Given instruction:
Transcribe the listing below word for word.

Source records

▬▬▬▬▬▬▬▬▬▬

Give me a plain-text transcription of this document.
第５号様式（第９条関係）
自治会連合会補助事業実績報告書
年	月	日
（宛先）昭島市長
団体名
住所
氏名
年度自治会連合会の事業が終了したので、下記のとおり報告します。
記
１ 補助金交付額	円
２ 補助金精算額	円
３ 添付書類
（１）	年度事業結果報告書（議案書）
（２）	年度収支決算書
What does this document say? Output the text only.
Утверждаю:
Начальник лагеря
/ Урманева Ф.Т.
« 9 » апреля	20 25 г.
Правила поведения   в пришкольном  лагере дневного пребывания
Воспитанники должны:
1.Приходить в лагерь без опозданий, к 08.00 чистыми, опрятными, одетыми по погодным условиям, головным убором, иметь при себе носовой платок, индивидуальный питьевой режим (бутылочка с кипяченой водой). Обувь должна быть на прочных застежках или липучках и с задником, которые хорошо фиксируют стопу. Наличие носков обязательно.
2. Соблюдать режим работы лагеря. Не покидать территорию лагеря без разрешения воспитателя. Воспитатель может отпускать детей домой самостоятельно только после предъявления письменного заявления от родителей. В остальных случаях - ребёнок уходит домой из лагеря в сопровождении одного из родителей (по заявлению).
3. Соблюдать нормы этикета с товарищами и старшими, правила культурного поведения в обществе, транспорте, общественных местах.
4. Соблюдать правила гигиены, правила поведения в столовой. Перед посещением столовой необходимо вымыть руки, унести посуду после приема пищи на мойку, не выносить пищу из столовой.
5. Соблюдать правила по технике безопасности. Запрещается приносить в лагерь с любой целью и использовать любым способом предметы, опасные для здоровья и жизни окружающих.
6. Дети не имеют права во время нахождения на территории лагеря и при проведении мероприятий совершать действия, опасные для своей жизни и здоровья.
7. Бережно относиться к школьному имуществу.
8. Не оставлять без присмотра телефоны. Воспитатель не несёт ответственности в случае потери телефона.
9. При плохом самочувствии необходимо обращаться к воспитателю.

▬▬▬▬▬▬▬▬▬▬

Solution to this problem:
Give me a plain-text transcription of this document.
第５号様式（第９条関係）
自治会連合会補助事業実績報告書
年	月	日
（宛先）昭島市長
団体名
住所
氏名
年度自治会連合会の事業が終了したので、下記のとおり報告します。
記
１ 補助金交付額	円
２ 補助金精算額	円
３ 添付書類
（１）	年度事業結果報告書（議案書）
（２）	年度収支決算書
What does this document say? Output the text only.
Утверждаю:
Начальник лагеря
/ Урманева Ф.Т.
« 9 » апреля	20 25 г.
Правила поведения   в пришкольном  лагере дневного пребывания
Воспитанники должны:
1.Приходить в лагерь без опозданий, к 08.00 чистыми, опрятными, одетыми по погодным условиям, головным убором, иметь при себе носовой платок, индивидуальный питьевой режим (бутылочка с кипяченой водой). Обувь должна быть на прочных застежках или липучках и с задником, которые хорошо фиксируют стопу. Наличие носков обязательно.
2. Соблюдать режим работы лагеря. Не покидать территорию лагеря без разрешения воспитателя. Воспитатель может отпускать детей домой самостоятельно только после предъявления письменного заявления от родителей. В остальных случаях - ребёнок уходит домой из лагеря в сопровождении одного из родителей (по заявлению).
3. Соблюдать нормы этикета с товарищами и старшими, правила культурного поведения в обществе, транспорте, общественных местах.
4. Соблюдать правила гигиены, правила поведения в столовой. Перед посещением столовой необходимо вымыть руки, унести посуду после приема пищи на мойку, не выносить пищу из столовой.
5. Соблюдать правила по технике безопасности. Запрещается приносить в лагерь с любой целью и использовать любым способом предметы, опасные для здоровья и жизни окружающих.
6. Дети не имеют права во время нахождения на территории лагеря и при проведении мероприятий совершать действия, опасные для своей жизни и здоровья.
7. Бережно относиться к школьному имуществу.
8. Не оставлять без присмотра телефоны. Воспитатель не несёт ответственности в случае потери телефона.
9. При плохом самочувствии необходимо обращаться к воспитателю.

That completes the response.